Look for "lecz" in the listing below. Gather each line that contains it.

Saved data entries
--- --- ---

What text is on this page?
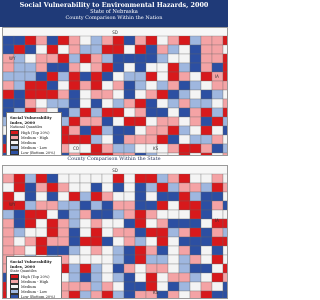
Social Vulnerability to Environmental Hazards, 2000
State of Nebraska
County Comparison Within the Nation
SD
WY
IA
KS
CO
Social Vulnerability Index, 2000
National Quantiles
High (Top 20%)
Medium - High
Medium
Medium - Low
Low (Bottom 20%)
County Comparison Within the State
SD
WY
IA
KS
Social Vulnerability Index, 2000
State Quantiles
High (Top 20%)
Medium - High
Medium
Medium - Low
Low (Bottom 20%)
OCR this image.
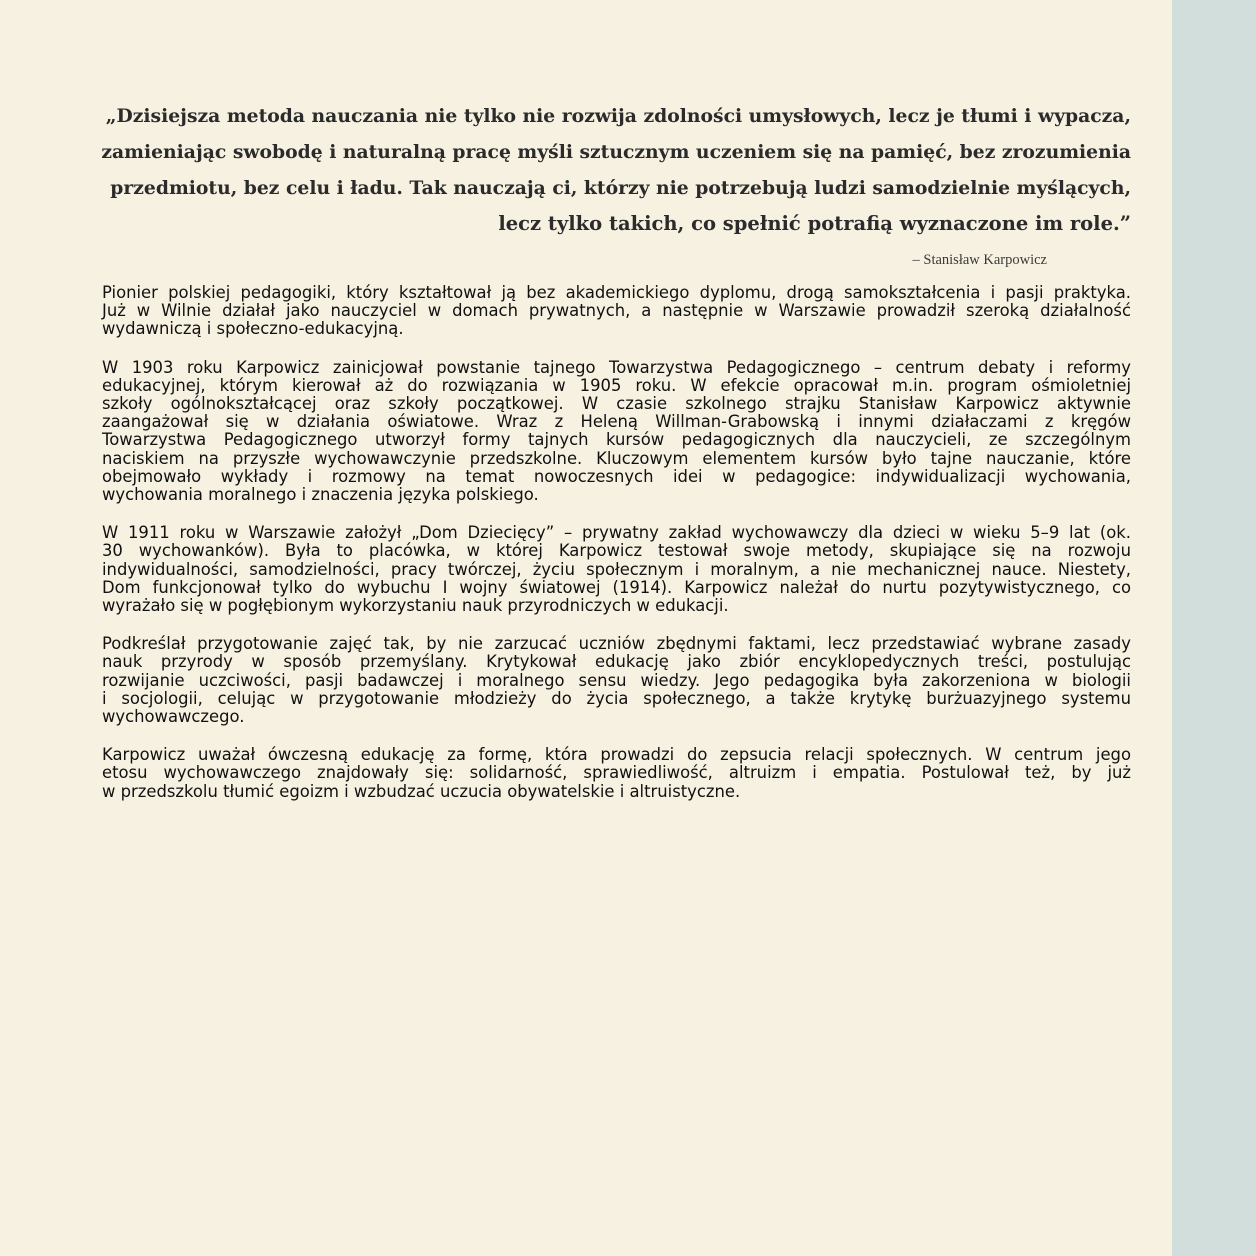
„Dzisiejsza metoda nauczania nie tylko nie rozwija zdolności umysłowych, lecz je tłumi i wypacza,
zamieniając swobodę i naturalną pracę myśli sztucznym uczeniem się na pamięć, bez zrozumienia
przedmiotu, bez celu i ładu. Tak nauczają ci, którzy nie potrzebują ludzi samodzielnie myślących,
lecz tylko takich, co spełnić potrafią wyznaczone im role.”

– Stanisław Karpowicz

Pionier polskiej pedagogiki, który kształtował ją bez akademickiego dyplomu, drogą samokształcenia i pasji praktyka.
Już w Wilnie działał jako nauczyciel w domach prywatnych, a następnie w Warszawie prowadził szeroką działalność
wydawniczą i społeczno-edukacyjną.

W 1903 roku Karpowicz zainicjował powstanie tajnego Towarzystwa Pedagogicznego – centrum debaty i reformy
edukacyjnej, którym kierował aż do rozwiązania w 1905 roku. W efekcie opracował m.in. program ośmioletniej
szkoły ogólnokształcącej oraz szkoły początkowej. W czasie szkolnego strajku Stanisław Karpowicz aktywnie
zaangażował się w działania oświatowe. Wraz z Heleną Willman-Grabowską i innymi działaczami z kręgów
Towarzystwa Pedagogicznego utworzył formy tajnych kursów pedagogicznych dla nauczycieli, ze szczególnym
naciskiem na przyszłe wychowawczynie przedszkolne. Kluczowym elementem kursów było tajne nauczanie, które
obejmowało wykłady i rozmowy na temat nowoczesnych idei w pedagogice: indywidualizacji wychowania,
wychowania moralnego i znaczenia języka polskiego.

W 1911 roku w Warszawie założył „Dom Dziecięcy” – prywatny zakład wychowawczy dla dzieci w wieku 5–9 lat (ok.
30 wychowanków). Była to placówka, w której Karpowicz testował swoje metody, skupiające się na rozwoju
indywidualności, samodzielności, pracy twórczej, życiu społecznym i moralnym, a nie mechanicznej nauce. Niestety,
Dom funkcjonował tylko do wybuchu I wojny światowej (1914). Karpowicz należał do nurtu pozytywistycznego, co
wyrażało się w pogłębionym wykorzystaniu nauk przyrodniczych w edukacji.

Podkreślał przygotowanie zajęć tak, by nie zarzucać uczniów zbędnymi faktami, lecz przedstawiać wybrane zasady
nauk przyrody w sposób przemyślany. Krytykował edukację jako zbiór encyklopedycznych treści, postulując
rozwijanie uczciwości, pasji badawczej i moralnego sensu wiedzy. Jego pedagogika była zakorzeniona w biologii
i socjologii, celując w przygotowanie młodzieży do życia społecznego, a także krytykę burżuazyjnego systemu
wychowawczego.

Karpowicz uważał ówczesną edukację za formę, która prowadzi do zepsucia relacji społecznych. W centrum jego
etosu wychowawczego znajdowały się: solidarność, sprawiedliwość, altruizm i empatia. Postulował też, by już
w przedszkolu tłumić egoizm i wzbudzać uczucia obywatelskie i altruistyczne.
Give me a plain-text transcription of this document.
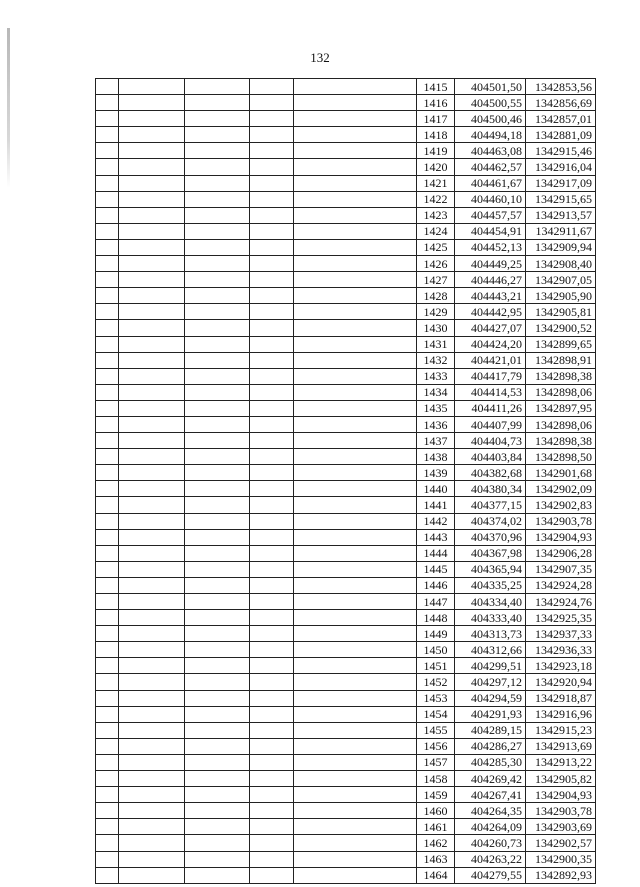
132
					1415	404501,50	1342853,56
					1416	404500,55	1342856,69
					1417	404500,46	1342857,01
					1418	404494,18	1342881,09
					1419	404463,08	1342915,46
					1420	404462,57	1342916,04
					1421	404461,67	1342917,09
					1422	404460,10	1342915,65
					1423	404457,57	1342913,57
					1424	404454,91	1342911,67
					1425	404452,13	1342909,94
					1426	404449,25	1342908,40
					1427	404446,27	1342907,05
					1428	404443,21	1342905,90
					1429	404442,95	1342905,81
					1430	404427,07	1342900,52
					1431	404424,20	1342899,65
					1432	404421,01	1342898,91
					1433	404417,79	1342898,38
					1434	404414,53	1342898,06
					1435	404411,26	1342897,95
					1436	404407,99	1342898,06
					1437	404404,73	1342898,38
					1438	404403,84	1342898,50
					1439	404382,68	1342901,68
					1440	404380,34	1342902,09
					1441	404377,15	1342902,83
					1442	404374,02	1342903,78
					1443	404370,96	1342904,93
					1444	404367,98	1342906,28
					1445	404365,94	1342907,35
					1446	404335,25	1342924,28
					1447	404334,40	1342924,76
					1448	404333,40	1342925,35
					1449	404313,73	1342937,33
					1450	404312,66	1342936,33
					1451	404299,51	1342923,18
					1452	404297,12	1342920,94
					1453	404294,59	1342918,87
					1454	404291,93	1342916,96
					1455	404289,15	1342915,23
					1456	404286,27	1342913,69
					1457	404285,30	1342913,22
					1458	404269,42	1342905,82
					1459	404267,41	1342904,93
					1460	404264,35	1342903,78
					1461	404264,09	1342903,69
					1462	404260,73	1342902,57
					1463	404263,22	1342900,35
					1464	404279,55	1342892,93
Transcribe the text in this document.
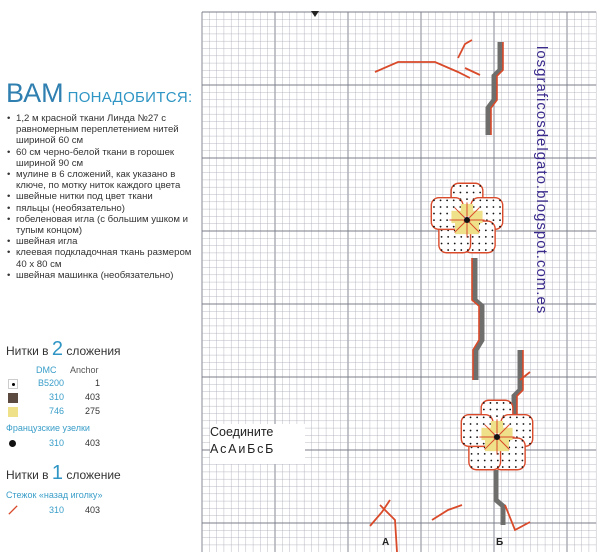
ВАМ ПОНАДОБИТСЯ:
• 1,2 м красной ткани Линда №27 с равномерным переплетением нитей шириной 60 см
• 60 см черно-белой ткани в горошек шириной 90 см
• мулине в 6 сложений, как указано в ключе, по мотку ниток каждого цвета
• швейные нитки под цвет ткани
• пяльцы (необязательно)
• гобеленовая игла (с большим ушком и тупым концом)
• швейная игла
• клеевая подкладочная ткань размером 40 x 80 см
• швейная машинка (необязательно)
Нитки в 2 сложения
DMC Anchor
B5200	1
310	403
746	275
Французские узелки
310	403
Нитки в 1 сложение
Стежок «назад иголку»
310	403
Соедините
АсАиБсБ
А	Б
losgraficosdelgato.blogspot.com.es
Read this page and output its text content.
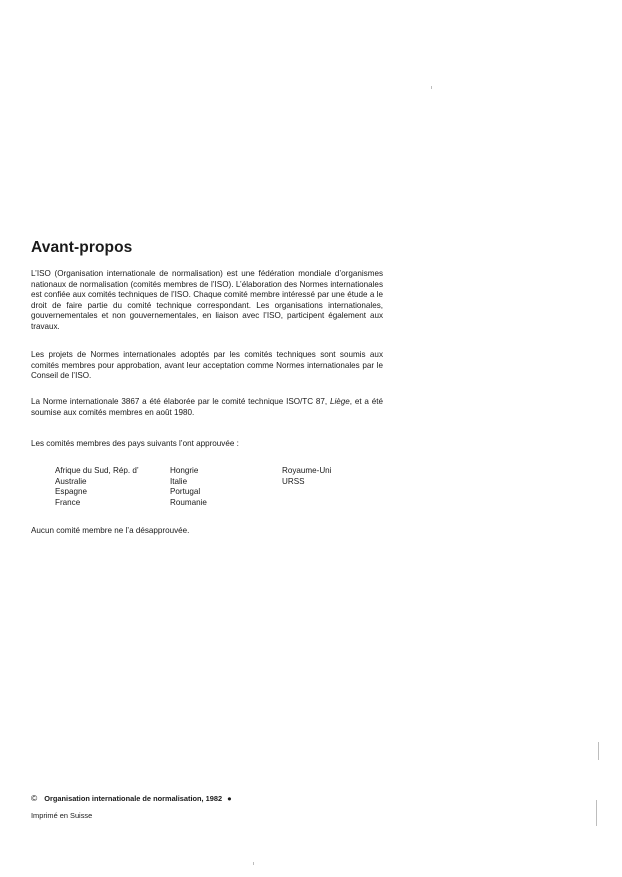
Avant-propos

L’ISO (Organisation internationale de normalisation) est une fédération mondiale d’organismes nationaux de normalisation (comités membres de l’ISO). L’élaboration des Normes internationales est confiée aux comités techniques de l’ISO. Chaque comité membre intéressé par une étude a le droit de faire partie du comité technique correspondant. Les organisations internationales, gouvernementales et non gouvernementales, en liaison avec l’ISO, participent également aux travaux.

Les projets de Normes internationales adoptés par les comités techniques sont soumis aux comités membres pour approbation, avant leur acceptation comme Normes internationales par le Conseil de l’ISO.

La Norme internationale 3867 a été élaborée par le comité technique ISO/TC 87, Liège, et a été soumise aux comités membres en août 1980.

Les comités membres des pays suivants l’ont approuvée :

Afrique du Sud, Rép. d’
Australie
Espagne
France
Hongrie
Italie
Portugal
Roumanie
Royaume-Uni
URSS

Aucun comité membre ne l’a désapprouvée.

© Organisation internationale de normalisation, 1982 ●
Imprimé en Suisse
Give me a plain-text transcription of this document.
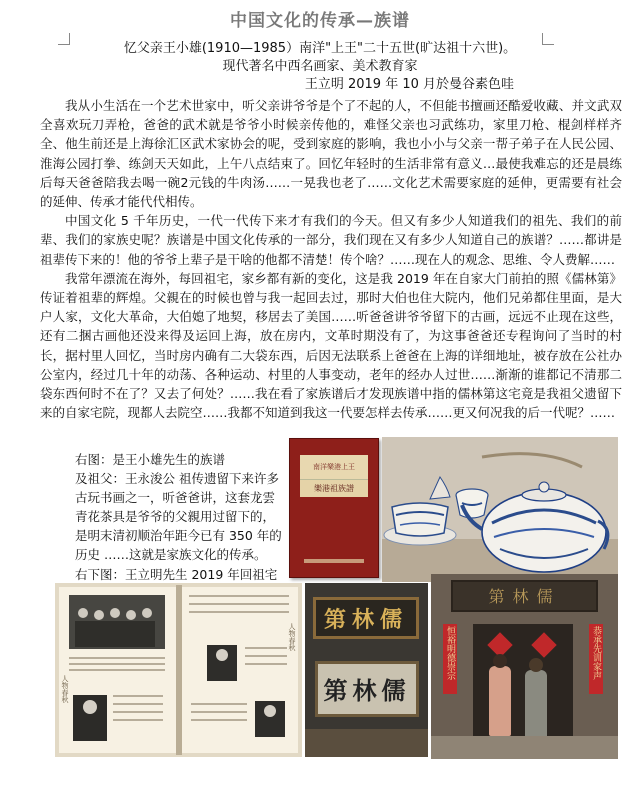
中国文化的传承—族谱
忆父亲王小雄(1910—1985）南洋"上王"二十五世(旷达祖十六世)。
现代著名中西名画家、美术教育家
王立明 2019 年 10 月於曼谷素色哇

我从小生活在一个艺术世家中，听父亲讲爷爷是个了不起的人，不但能书擅画还酷爱收藏、并文武双全喜欢玩刀弄枪，爸爸的武术就是爷爷小时候亲传他的，难怪父亲也习武练功，家里刀枪、棍剑样样齐全、他生前还是上海徐汇区武术家协会的呢，受到家庭的影响，我也小小与父亲一帮子弟子在人民公园、淮海公园打拳、练剑天天如此，上午八点结束了。回忆年轻时的生活非常有意义…最使我难忘的还是晨练后每天爸爸陪我去喝一碗2元钱的牛肉汤……一晃我也老了……文化艺术需要家庭的延伸，更需要有社会的延伸、传承才能代代相传。

中国文化 5 千年历史，一代一代传下来才有我们的今天。但又有多少人知道我们的祖先、我们的前辈、我们的家族史呢？族谱是中国文化传承的一部分，我们现在又有多少人知道自己的族谱？……都讲是祖辈传下来的！他的爷爷上辈子是干啥的他都不清楚！传个啥？……现在人的观念、思维、令人费解……

我常年漂流在海外，每回祖宅，家乡都有新的变化，这是我 2019 年在自家大门前拍的照《儒林第》传证着祖辈的辉煌。父親在的时候也曾与我一起回去过，那时大伯也住大院内，他们兄弟都住里面，是大户人家，文化大革命，大伯媳了地契，移居去了美国……听爸爸讲爷爷留下的古画，远远不止现在这些，还有二捆古画他还没来得及运回上海，放在房内，文革时期没有了，为这事爸爸还专程询问了当时的村长，据村里人回忆，当时房内确有二大袋东西，后因无法联系上爸爸在上海的详细地址，被存放在公社办公室内，经过几十年的动荡、各种运动、村里的人事变动，老年的经办人过世……渐渐的谁都记不清那二袋东西何时不在了？又去了何处？……我在看了家族谱后才发现族谱中指的儒林第这宅竟是我祖父遗留下来的自家宅院，现都人去院空……我都不知道到我这一代要怎样去传承……更又何况我的后一代呢？……

右图：是王小雄先生的族谱

及祖父：王永浚公 祖传遗留下来许多

古玩书画之一，听爸爸讲，这套龙雲

青花茶具是爷爷的父親用过留下的，

是明末清初顺治年距今已有 350 年的

历史 ……这就是家族文化的传承。

右下图：王立明先生 2019 年回祖宅

南洋樂港上王
樂港祖族譜
人物春秋
人物春秋
第林儒
第林儒
第林儒
恒裕明德崇宗	恭承先训家声
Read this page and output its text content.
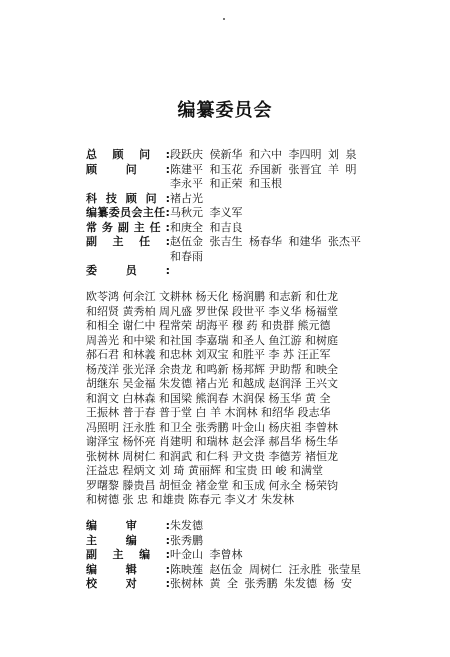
编纂委员会
总 顾 问 : 段跃庆 侯新华 和六中 李四明 刘 泉
顾	问	: 陈建平 和玉花 乔国新 张晋宜 羊 明
李永平 和正荣 和玉根
科 技 顾 问 : 褚占光
编 纂 委 员 会 主 任 : 马秋元 李义军
常 务 副 主 任 : 和庚全 和吉良
副 主 任 : 赵伍金 张吉生 杨春华 和建华 张杰平
和春雨
委	员	:
欧苓鸿 何余江 文耕林 杨天化 杨润鹏 和志新 和仕龙
和绍贤 黄秀柏 周凡盛 罗世保 段世平 李义华 杨福堂
和相全 谢仁中 程常荣 胡海平 穆 药 和贵群 熊元德
周善光 和中梁 和社国 李嘉瑞 和圣人 鱼江游 和树庭
郝石君 和林義 和忠林 刘双宝 和胜平 李 苏 汪正军
杨茂洋 张光泽 余贵龙 和鸣新 杨邦辉 尹助帮 和映全
胡继东 吴金福 朱发德 褚占光 和越成 赵润泽 王兴文
和润文 白林森 和国梁 熊润春 木润保 杨玉华 黄 全
王振林 普于春 普于堂 白 羊 木润林 和绍华 段志华
冯照明 汪永胜 和卫全 张秀鹏 叶金山 杨庆祖 李曾林
谢泽宝 杨怀亮 肖建明 和瑞林 赵会泽 郝昌华 杨生华
张树林 周树仁 和润武 和仁科 尹文贵 李德芳 褚恒龙
汪益忠 程炳文 刘 琦 黄丽辉 和宝贵 田 峻 和满堂
罗曙黎 滕贵昌 胡恒金 褚金堂 和玉成 何永全 杨荣钧
和树德 张 忠 和雄贵 陈春元 李义才 朱发林
编	审	: 朱发德
主	编	: 张秀鹏
副 主 编 : 叶金山 李曾林
编	辑	: 陈映莲 赵伍金 周树仁 汪永胜 张莹星
校	对	: 张树林 黄 全 张秀鹏 朱发德 杨 安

--- --- ---

* [Exercise answer]:
„Dzisiejsza metoda nauczania nie tylko nie rozwija zdolności umysłowych, lecz je tłumi i wypacza,
lecz tylko takich, co spełnić potrafią wyznaczone im role.”
Podkreślał przygotowanie zajęć tak, by nie zarzucać uczniów zbędnymi faktami, lecz przedstawiać wybrane zasady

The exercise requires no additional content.